#### [Records to process]
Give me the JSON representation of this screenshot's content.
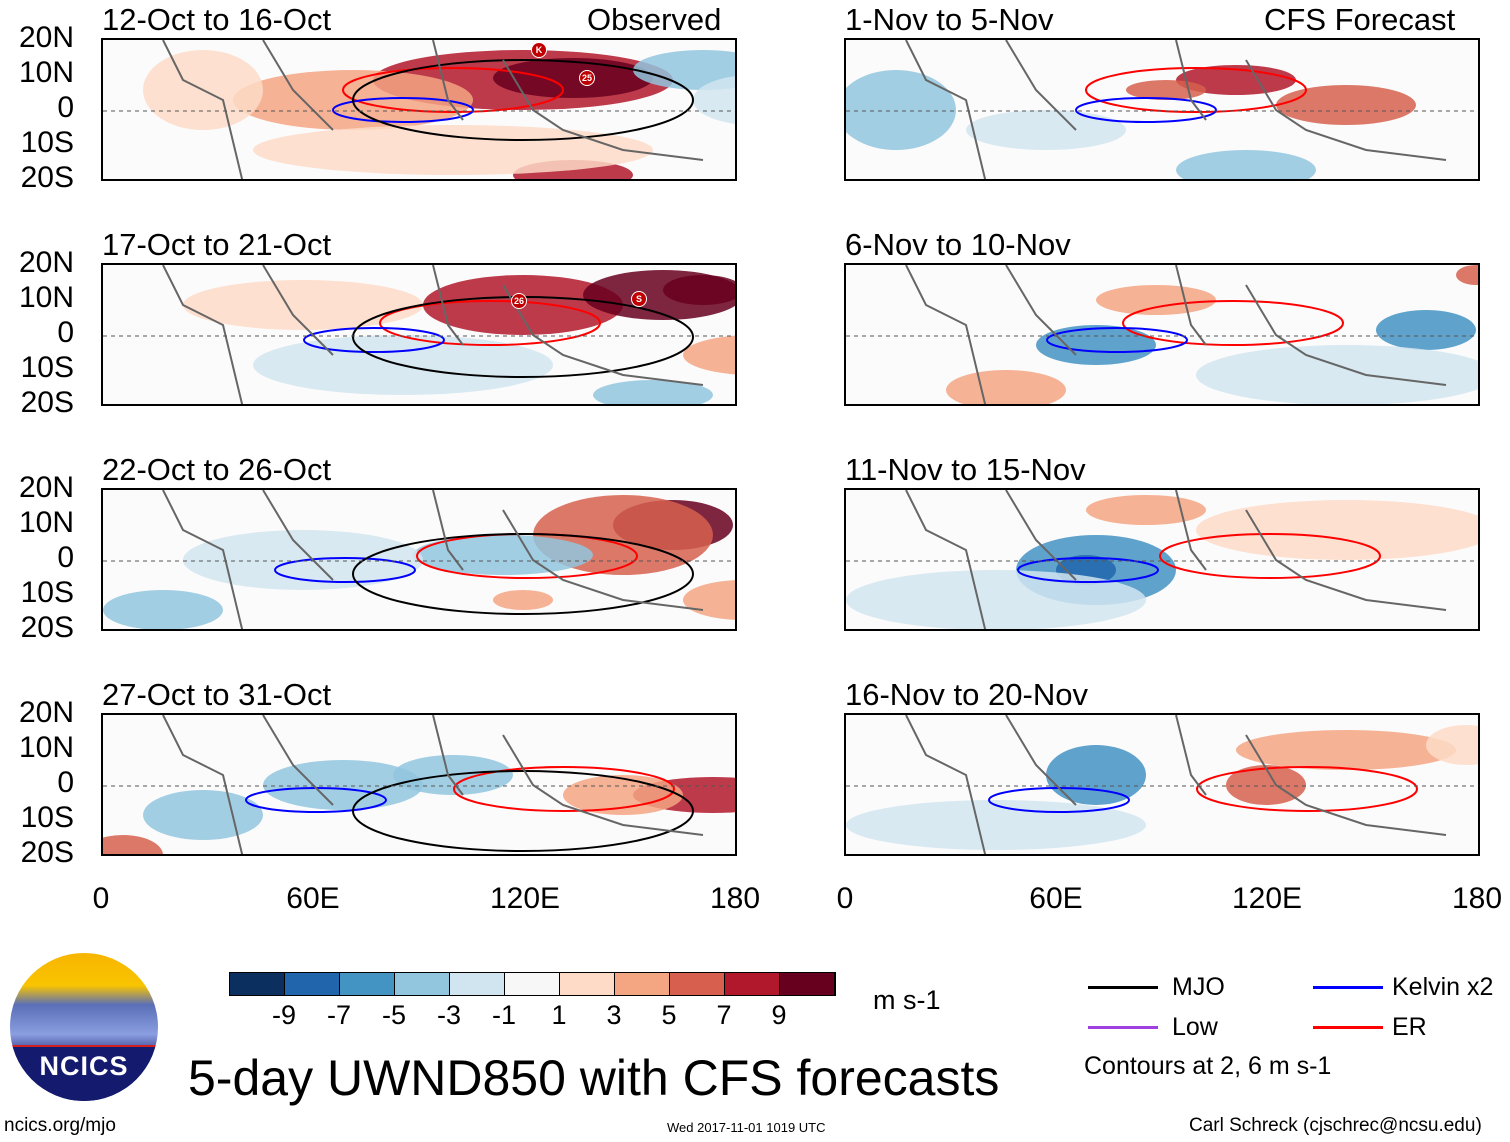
{
  "title": "5-day UWND850 with CFS forecasts",
  "logo_text": "NCICS",
  "footer": {
    "left": "ncics.org/mjo",
    "center": "Wed 2017-11-01 1019 UTC",
    "right": "Carl Schreck (cjschrec@ncsu.edu)"
  },
  "header": {
    "observed": "Observed",
    "forecast": "CFS Forecast"
  },
  "panels_left": [
    {
      "title": "12-Oct to 16-Oct",
      "storms": [
        "K",
        "25"
      ]
    },
    {
      "title": "17-Oct to 21-Oct",
      "storms": [
        "26",
        "S"
      ]
    },
    {
      "title": "22-Oct to 26-Oct",
      "storms": []
    },
    {
      "title": "27-Oct to 31-Oct",
      "storms": []
    }
  ],
  "panels_right": [
    {
      "title": "1-Nov to 5-Nov"
    },
    {
      "title": "6-Nov to 10-Nov"
    },
    {
      "title": "11-Nov to 15-Nov"
    },
    {
      "title": "16-Nov to 20-Nov"
    }
  ],
  "lat_labels": [
    "20N",
    "10N",
    "0",
    "10S",
    "20S"
  ],
  "lon_labels": [
    "0",
    "60E",
    "120E",
    "180"
  ],
  "colorbar": {
    "labels": [
      "-9",
      "-7",
      "-5",
      "-3",
      "-1",
      "1",
      "3",
      "5",
      "7",
      "9"
    ],
    "units": "m s-1",
    "colors": [
      "#0b2f5e",
      "#2166ac",
      "#4393c3",
      "#92c5de",
      "#d1e5f0",
      "#f7f7f7",
      "#fddbc7",
      "#f4a582",
      "#d6604d",
      "#b2182b",
      "#67001f"
    ]
  },
  "legend": {
    "items": [
      {
        "label": "MJO",
        "color": "#000000"
      },
      {
        "label": "Kelvin x2",
        "color": "#0000ff"
      },
      {
        "label": "Low",
        "color": "#a040e0"
      },
      {
        "label": "ER",
        "color": "#ff0000"
      }
    ],
    "note": "Contours at 2, 6 m s-1"
  }
}
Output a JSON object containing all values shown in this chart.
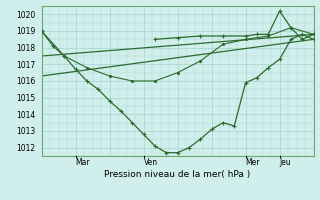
{
  "bg_color": "#d0eeeb",
  "grid_color": "#aad8d4",
  "line_color": "#2d6b2d",
  "dark_line_color": "#1a5c1a",
  "x_tick_labels": [
    "Mar",
    "Ven",
    "Mer",
    "Jeu"
  ],
  "series1_x": [
    0,
    4,
    8,
    12,
    16,
    20,
    24,
    28,
    32,
    36,
    40,
    44,
    48,
    52,
    56,
    60,
    64,
    68,
    72,
    76,
    80,
    84,
    88,
    92,
    96
  ],
  "series1_y": [
    1019.0,
    1018.1,
    1017.5,
    1016.7,
    1016.0,
    1015.5,
    1014.8,
    1014.2,
    1013.5,
    1012.8,
    1012.1,
    1011.7,
    1011.7,
    1012.0,
    1012.5,
    1013.1,
    1013.5,
    1013.3,
    1015.9,
    1016.2,
    1016.8,
    1017.3,
    1018.5,
    1018.8,
    1018.5
  ],
  "series2_x": [
    0,
    8,
    16,
    24,
    32,
    40,
    48,
    56,
    64,
    72,
    80,
    88,
    96
  ],
  "series2_y": [
    1019.0,
    1017.5,
    1016.8,
    1016.3,
    1016.0,
    1016.0,
    1016.5,
    1017.2,
    1018.2,
    1018.5,
    1018.7,
    1019.2,
    1018.8
  ],
  "series3_x": [
    0,
    96
  ],
  "series3_y": [
    1017.5,
    1018.8
  ],
  "series4_x": [
    0,
    96
  ],
  "series4_y": [
    1016.3,
    1018.5
  ],
  "series5_x": [
    40,
    48,
    56,
    64,
    72,
    76,
    80,
    84,
    88,
    92,
    96
  ],
  "series5_y": [
    1018.5,
    1018.6,
    1018.7,
    1018.7,
    1018.7,
    1018.8,
    1018.8,
    1020.2,
    1019.2,
    1018.5,
    1018.8
  ],
  "xlabel_text": "Pression niveau de la mer( hPa )",
  "ylim": [
    1011.5,
    1020.5
  ],
  "yticks": [
    1012,
    1013,
    1014,
    1015,
    1016,
    1017,
    1018,
    1019,
    1020
  ],
  "xlim": [
    0,
    96
  ],
  "x_tick_line_pos": [
    12,
    36,
    72,
    84
  ],
  "spine_color": "#6aaa6a"
}
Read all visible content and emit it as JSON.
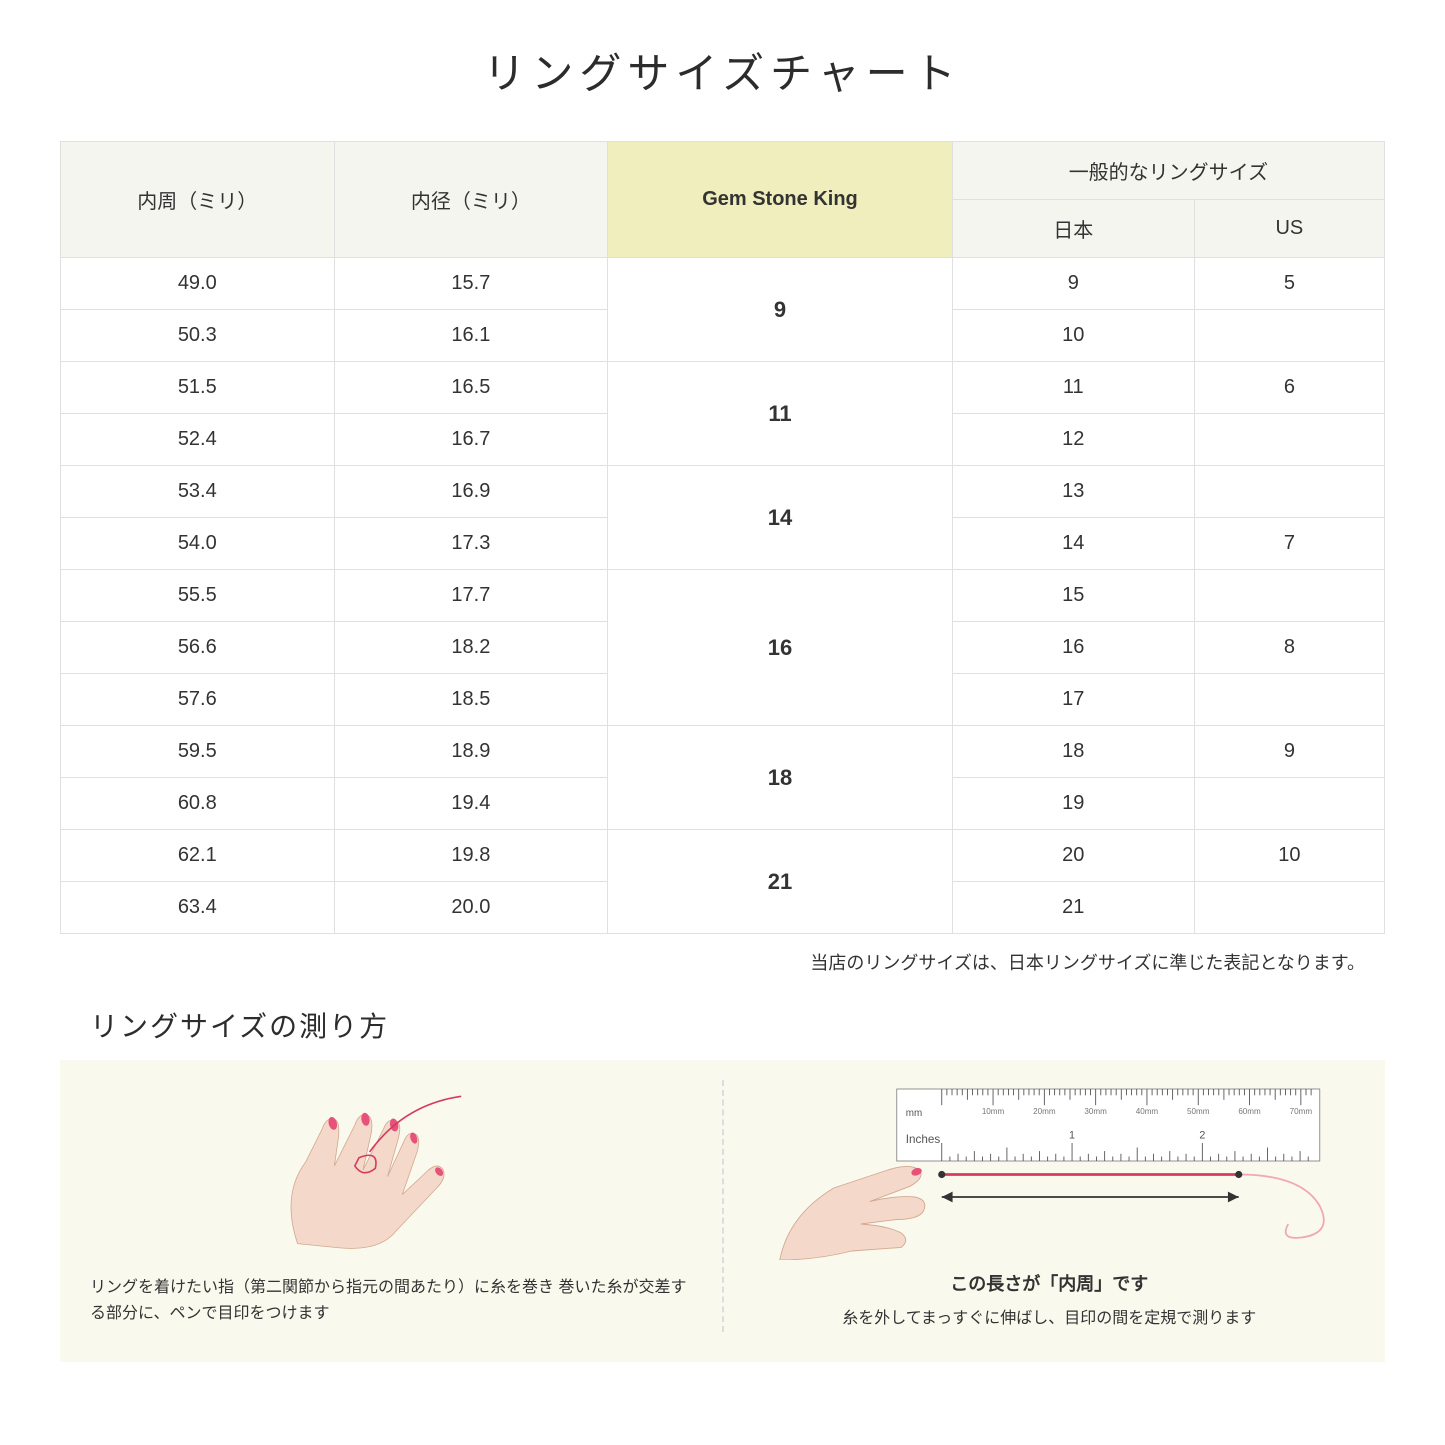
{
  "title": "リングサイズチャート",
  "table": {
    "headers": {
      "circumference": "内周（ミリ）",
      "diameter": "内径（ミリ）",
      "gsk": "Gem Stone King",
      "general_group": "一般的なリングサイズ",
      "japan": "日本",
      "us": "US"
    },
    "header_bg": "#f5f5ef",
    "highlight_bg": "#f0eebd",
    "border_color": "#e0e0e0",
    "groups": [
      {
        "gsk": "9",
        "rows": [
          {
            "circ": "49.0",
            "diam": "15.7",
            "jp": "9",
            "us": "5"
          },
          {
            "circ": "50.3",
            "diam": "16.1",
            "jp": "10",
            "us": ""
          }
        ]
      },
      {
        "gsk": "11",
        "rows": [
          {
            "circ": "51.5",
            "diam": "16.5",
            "jp": "11",
            "us": "6"
          },
          {
            "circ": "52.4",
            "diam": "16.7",
            "jp": "12",
            "us": ""
          }
        ]
      },
      {
        "gsk": "14",
        "rows": [
          {
            "circ": "53.4",
            "diam": "16.9",
            "jp": "13",
            "us": ""
          },
          {
            "circ": "54.0",
            "diam": "17.3",
            "jp": "14",
            "us": "7"
          }
        ]
      },
      {
        "gsk": "16",
        "rows": [
          {
            "circ": "55.5",
            "diam": "17.7",
            "jp": "15",
            "us": ""
          },
          {
            "circ": "56.6",
            "diam": "18.2",
            "jp": "16",
            "us": "8"
          },
          {
            "circ": "57.6",
            "diam": "18.5",
            "jp": "17",
            "us": ""
          }
        ]
      },
      {
        "gsk": "18",
        "rows": [
          {
            "circ": "59.5",
            "diam": "18.9",
            "jp": "18",
            "us": "9"
          },
          {
            "circ": "60.8",
            "diam": "19.4",
            "jp": "19",
            "us": ""
          }
        ]
      },
      {
        "gsk": "21",
        "rows": [
          {
            "circ": "62.1",
            "diam": "19.8",
            "jp": "20",
            "us": "10"
          },
          {
            "circ": "63.4",
            "diam": "20.0",
            "jp": "21",
            "us": ""
          }
        ]
      }
    ]
  },
  "note": "当店のリングサイズは、日本リングサイズに準じた表記となります。",
  "howto": {
    "title": "リングサイズの測り方",
    "left_caption": "リングを着けたい指（第二関節から指元の間あたり）に糸を巻き\n巻いた糸が交差する部分に、ペンで目印をつけます",
    "right_caption": "糸を外してまっすぐに伸ばし、目印の間を定規で測ります",
    "measure_label": "この長さが「内周」です",
    "ruler": {
      "mm_label": "mm",
      "inches_label": "Inches",
      "mm_ticks": [
        "10mm",
        "20mm",
        "30mm",
        "40mm",
        "50mm",
        "60mm",
        "70mm"
      ],
      "inch_ticks": [
        "1",
        "2"
      ]
    },
    "bg_color": "#faf9ed",
    "skin_color": "#f4d9cb",
    "nail_color": "#e6527a",
    "thread_color": "#d63b5f"
  }
}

#### [Required task]
Repeat all the records above exactly, leaving out any pictures.

#### [The solution]
Give me the JSON representation of this screenshot's content.
{
  "title": "5-day UWND850 with CFS forecasts",
  "logo_text": "NCICS",
  "footer": {
    "left": "ncics.org/mjo",
    "center": "Wed 2017-11-01 1019 UTC",
    "right": "Carl Schreck (cjschrec@ncsu.edu)"
  },
  "header": {
    "observed": "Observed",
    "forecast": "CFS Forecast"
  },
  "panels_left": [
    {
      "title": "12-Oct to 16-Oct",
      "storms": [
        "K",
        "25"
      ]
    },
    {
      "title": "17-Oct to 21-Oct",
      "storms": [
        "26",
        "S"
      ]
    },
    {
      "title": "22-Oct to 26-Oct",
      "storms": []
    },
    {
      "title": "27-Oct to 31-Oct",
      "storms": []
    }
  ],
  "panels_right": [
    {
      "title": "1-Nov to 5-Nov"
    },
    {
      "title": "6-Nov to 10-Nov"
    },
    {
      "title": "11-Nov to 15-Nov"
    },
    {
      "title": "16-Nov to 20-Nov"
    }
  ],
  "lat_labels": [
    "20N",
    "10N",
    "0",
    "10S",
    "20S"
  ],
  "lon_labels": [
    "0",
    "60E",
    "120E",
    "180"
  ],
  "colorbar": {
    "labels": [
      "-9",
      "-7",
      "-5",
      "-3",
      "-1",
      "1",
      "3",
      "5",
      "7",
      "9"
    ],
    "units": "m s-1",
    "colors": [
      "#0b2f5e",
      "#2166ac",
      "#4393c3",
      "#92c5de",
      "#d1e5f0",
      "#f7f7f7",
      "#fddbc7",
      "#f4a582",
      "#d6604d",
      "#b2182b",
      "#67001f"
    ]
  },
  "legend": {
    "items": [
      {
        "label": "MJO",
        "color": "#000000"
      },
      {
        "label": "Kelvin x2",
        "color": "#0000ff"
      },
      {
        "label": "Low",
        "color": "#a040e0"
      },
      {
        "label": "ER",
        "color": "#ff0000"
      }
    ],
    "note": "Contours at 2, 6 m s-1"
  }
}
Output a JSON object containing all values shown in this chart.
{
  "bg_color": "#d0eeeb",
  "grid_color": "#aad8d4",
  "line_color": "#2d6b2d",
  "dark_line_color": "#1a5c1a",
  "x_tick_labels": [
    "Mar",
    "Ven",
    "Mer",
    "Jeu"
  ],
  "series1_x": [
    0,
    4,
    8,
    12,
    16,
    20,
    24,
    28,
    32,
    36,
    40,
    44,
    48,
    52,
    56,
    60,
    64,
    68,
    72,
    76,
    80,
    84,
    88,
    92,
    96
  ],
  "series1_y": [
    1019.0,
    1018.1,
    1017.5,
    1016.7,
    1016.0,
    1015.5,
    1014.8,
    1014.2,
    1013.5,
    1012.8,
    1012.1,
    1011.7,
    1011.7,
    1012.0,
    1012.5,
    1013.1,
    1013.5,
    1013.3,
    1015.9,
    1016.2,
    1016.8,
    1017.3,
    1018.5,
    1018.8,
    1018.5
  ],
  "series2_x": [
    0,
    8,
    16,
    24,
    32,
    40,
    48,
    56,
    64,
    72,
    80,
    88,
    96
  ],
  "series2_y": [
    1019.0,
    1017.5,
    1016.8,
    1016.3,
    1016.0,
    1016.0,
    1016.5,
    1017.2,
    1018.2,
    1018.5,
    1018.7,
    1019.2,
    1018.8
  ],
  "series3_x": [
    0,
    96
  ],
  "series3_y": [
    1017.5,
    1018.8
  ],
  "series4_x": [
    0,
    96
  ],
  "series4_y": [
    1016.3,
    1018.5
  ],
  "series5_x": [
    40,
    48,
    56,
    64,
    72,
    76,
    80,
    84,
    88,
    92,
    96
  ],
  "series5_y": [
    1018.5,
    1018.6,
    1018.7,
    1018.7,
    1018.7,
    1018.8,
    1018.8,
    1020.2,
    1019.2,
    1018.5,
    1018.8
  ],
  "xlabel_text": "Pression niveau de la mer( hPa )",
  "ylim": [
    1011.5,
    1020.5
  ],
  "yticks": [
    1012,
    1013,
    1014,
    1015,
    1016,
    1017,
    1018,
    1019,
    1020
  ],
  "xlim": [
    0,
    96
  ],
  "x_tick_line_pos": [
    12,
    36,
    72,
    84
  ],
  "spine_color": "#6aaa6a"
}
Read all visible content and emit it as JSON.
{
  "title": "リングサイズチャート",
  "table": {
    "headers": {
      "circumference": "内周（ミリ）",
      "diameter": "内径（ミリ）",
      "gsk": "Gem Stone King",
      "general_group": "一般的なリングサイズ",
      "japan": "日本",
      "us": "US"
    },
    "header_bg": "#f5f5ef",
    "highlight_bg": "#f0eebd",
    "border_color": "#e0e0e0",
    "groups": [
      {
        "gsk": "9",
        "rows": [
          {
            "circ": "49.0",
            "diam": "15.7",
            "jp": "9",
            "us": "5"
          },
          {
            "circ": "50.3",
            "diam": "16.1",
            "jp": "10",
            "us": ""
          }
        ]
      },
      {
        "gsk": "11",
        "rows": [
          {
            "circ": "51.5",
            "diam": "16.5",
            "jp": "11",
            "us": "6"
          },
          {
            "circ": "52.4",
            "diam": "16.7",
            "jp": "12",
            "us": ""
          }
        ]
      },
      {
        "gsk": "14",
        "rows": [
          {
            "circ": "53.4",
            "diam": "16.9",
            "jp": "13",
            "us": ""
          },
          {
            "circ": "54.0",
            "diam": "17.3",
            "jp": "14",
            "us": "7"
          }
        ]
      },
      {
        "gsk": "16",
        "rows": [
          {
            "circ": "55.5",
            "diam": "17.7",
            "jp": "15",
            "us": ""
          },
          {
            "circ": "56.6",
            "diam": "18.2",
            "jp": "16",
            "us": "8"
          },
          {
            "circ": "57.6",
            "diam": "18.5",
            "jp": "17",
            "us": ""
          }
        ]
      },
      {
        "gsk": "18",
        "rows": [
          {
            "circ": "59.5",
            "diam": "18.9",
            "jp": "18",
            "us": "9"
          },
          {
            "circ": "60.8",
            "diam": "19.4",
            "jp": "19",
            "us": ""
          }
        ]
      },
      {
        "gsk": "21",
        "rows": [
          {
            "circ": "62.1",
            "diam": "19.8",
            "jp": "20",
            "us": "10"
          },
          {
            "circ": "63.4",
            "diam": "20.0",
            "jp": "21",
            "us": ""
          }
        ]
      }
    ]
  },
  "note": "当店のリングサイズは、日本リングサイズに準じた表記となります。",
  "howto": {
    "title": "リングサイズの測り方",
    "left_caption": "リングを着けたい指（第二関節から指元の間あたり）に糸を巻き\n巻いた糸が交差する部分に、ペンで目印をつけます",
    "right_caption": "糸を外してまっすぐに伸ばし、目印の間を定規で測ります",
    "measure_label": "この長さが「内周」です",
    "ruler": {
      "mm_label": "mm",
      "inches_label": "Inches",
      "mm_ticks": [
        "10mm",
        "20mm",
        "30mm",
        "40mm",
        "50mm",
        "60mm",
        "70mm"
      ],
      "inch_ticks": [
        "1",
        "2"
      ]
    },
    "bg_color": "#faf9ed",
    "skin_color": "#f4d9cb",
    "nail_color": "#e6527a",
    "thread_color": "#d63b5f"
  }
}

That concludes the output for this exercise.